--- BEGIN Given entries ---

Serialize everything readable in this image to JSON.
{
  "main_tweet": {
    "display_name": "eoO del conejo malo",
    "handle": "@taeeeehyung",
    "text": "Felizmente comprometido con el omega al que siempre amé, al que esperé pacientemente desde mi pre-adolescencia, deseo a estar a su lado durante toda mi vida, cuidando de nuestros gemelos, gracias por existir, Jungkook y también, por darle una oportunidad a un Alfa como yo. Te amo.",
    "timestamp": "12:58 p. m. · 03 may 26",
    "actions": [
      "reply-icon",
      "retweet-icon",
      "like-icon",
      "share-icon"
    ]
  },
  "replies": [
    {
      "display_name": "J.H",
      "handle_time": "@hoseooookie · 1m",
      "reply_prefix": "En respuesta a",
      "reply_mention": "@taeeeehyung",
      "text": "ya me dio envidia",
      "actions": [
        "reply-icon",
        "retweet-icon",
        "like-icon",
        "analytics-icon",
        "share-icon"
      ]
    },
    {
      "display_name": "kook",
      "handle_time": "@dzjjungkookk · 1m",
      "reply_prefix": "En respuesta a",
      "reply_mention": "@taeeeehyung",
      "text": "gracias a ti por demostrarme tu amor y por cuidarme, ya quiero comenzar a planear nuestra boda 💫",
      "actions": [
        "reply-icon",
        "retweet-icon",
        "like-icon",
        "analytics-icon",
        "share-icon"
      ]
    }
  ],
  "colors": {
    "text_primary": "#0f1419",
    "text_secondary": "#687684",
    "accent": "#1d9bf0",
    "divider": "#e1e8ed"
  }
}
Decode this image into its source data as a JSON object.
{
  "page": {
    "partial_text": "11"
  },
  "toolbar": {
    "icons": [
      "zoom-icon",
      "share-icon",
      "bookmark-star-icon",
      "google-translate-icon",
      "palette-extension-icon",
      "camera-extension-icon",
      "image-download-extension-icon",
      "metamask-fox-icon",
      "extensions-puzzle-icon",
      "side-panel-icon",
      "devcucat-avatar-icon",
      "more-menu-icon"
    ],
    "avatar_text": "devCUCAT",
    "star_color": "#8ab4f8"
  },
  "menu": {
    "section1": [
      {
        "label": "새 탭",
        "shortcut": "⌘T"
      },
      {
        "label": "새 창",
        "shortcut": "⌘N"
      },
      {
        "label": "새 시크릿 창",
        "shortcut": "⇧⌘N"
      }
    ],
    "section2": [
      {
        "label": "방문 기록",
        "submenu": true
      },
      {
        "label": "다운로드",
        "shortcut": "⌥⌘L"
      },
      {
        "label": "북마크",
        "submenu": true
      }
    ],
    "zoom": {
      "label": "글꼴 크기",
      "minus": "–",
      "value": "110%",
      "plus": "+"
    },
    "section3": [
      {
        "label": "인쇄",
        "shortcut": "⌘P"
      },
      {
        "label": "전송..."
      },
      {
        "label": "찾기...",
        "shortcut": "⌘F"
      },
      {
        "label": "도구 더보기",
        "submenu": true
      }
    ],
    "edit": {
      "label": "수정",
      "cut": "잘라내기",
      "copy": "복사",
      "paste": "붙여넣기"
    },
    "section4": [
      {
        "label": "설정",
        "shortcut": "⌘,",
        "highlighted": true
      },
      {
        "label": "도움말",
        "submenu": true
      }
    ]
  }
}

--- END Given entries ---

Copy the entries above exactly, leaving none out.

Serialize everything readable in this image to JSON.
{
  "main_tweet": {
    "display_name": "eoO del conejo malo",
    "handle": "@taeeeehyung",
    "text": "Felizmente comprometido con el omega al que siempre amé, al que esperé pacientemente desde mi pre-adolescencia, deseo a estar a su lado durante toda mi vida, cuidando de nuestros gemelos, gracias por existir, Jungkook y también, por darle una oportunidad a un Alfa como yo. Te amo.",
    "timestamp": "12:58 p. m. · 03 may 26",
    "actions": [
      "reply-icon",
      "retweet-icon",
      "like-icon",
      "share-icon"
    ]
  },
  "replies": [
    {
      "display_name": "J.H",
      "handle_time": "@hoseooookie · 1m",
      "reply_prefix": "En respuesta a",
      "reply_mention": "@taeeeehyung",
      "text": "ya me dio envidia",
      "actions": [
        "reply-icon",
        "retweet-icon",
        "like-icon",
        "analytics-icon",
        "share-icon"
      ]
    },
    {
      "display_name": "kook",
      "handle_time": "@dzjjungkookk · 1m",
      "reply_prefix": "En respuesta a",
      "reply_mention": "@taeeeehyung",
      "text": "gracias a ti por demostrarme tu amor y por cuidarme, ya quiero comenzar a planear nuestra boda 💫",
      "actions": [
        "reply-icon",
        "retweet-icon",
        "like-icon",
        "analytics-icon",
        "share-icon"
      ]
    }
  ],
  "colors": {
    "text_primary": "#0f1419",
    "text_secondary": "#687684",
    "accent": "#1d9bf0",
    "divider": "#e1e8ed"
  }
}
Decode this image into its source data as a JSON object.
{
  "page": {
    "partial_text": "11"
  },
  "toolbar": {
    "icons": [
      "zoom-icon",
      "share-icon",
      "bookmark-star-icon",
      "google-translate-icon",
      "palette-extension-icon",
      "camera-extension-icon",
      "image-download-extension-icon",
      "metamask-fox-icon",
      "extensions-puzzle-icon",
      "side-panel-icon",
      "devcucat-avatar-icon",
      "more-menu-icon"
    ],
    "avatar_text": "devCUCAT",
    "star_color": "#8ab4f8"
  },
  "menu": {
    "section1": [
      {
        "label": "새 탭",
        "shortcut": "⌘T"
      },
      {
        "label": "새 창",
        "shortcut": "⌘N"
      },
      {
        "label": "새 시크릿 창",
        "shortcut": "⇧⌘N"
      }
    ],
    "section2": [
      {
        "label": "방문 기록",
        "submenu": true
      },
      {
        "label": "다운로드",
        "shortcut": "⌥⌘L"
      },
      {
        "label": "북마크",
        "submenu": true
      }
    ],
    "zoom": {
      "label": "글꼴 크기",
      "minus": "–",
      "value": "110%",
      "plus": "+"
    },
    "section3": [
      {
        "label": "인쇄",
        "shortcut": "⌘P"
      },
      {
        "label": "전송..."
      },
      {
        "label": "찾기...",
        "shortcut": "⌘F"
      },
      {
        "label": "도구 더보기",
        "submenu": true
      }
    ],
    "edit": {
      "label": "수정",
      "cut": "잘라내기",
      "copy": "복사",
      "paste": "붙여넣기"
    },
    "section4": [
      {
        "label": "설정",
        "shortcut": "⌘,",
        "highlighted": true
      },
      {
        "label": "도움말",
        "submenu": true
      }
    ]
  }
}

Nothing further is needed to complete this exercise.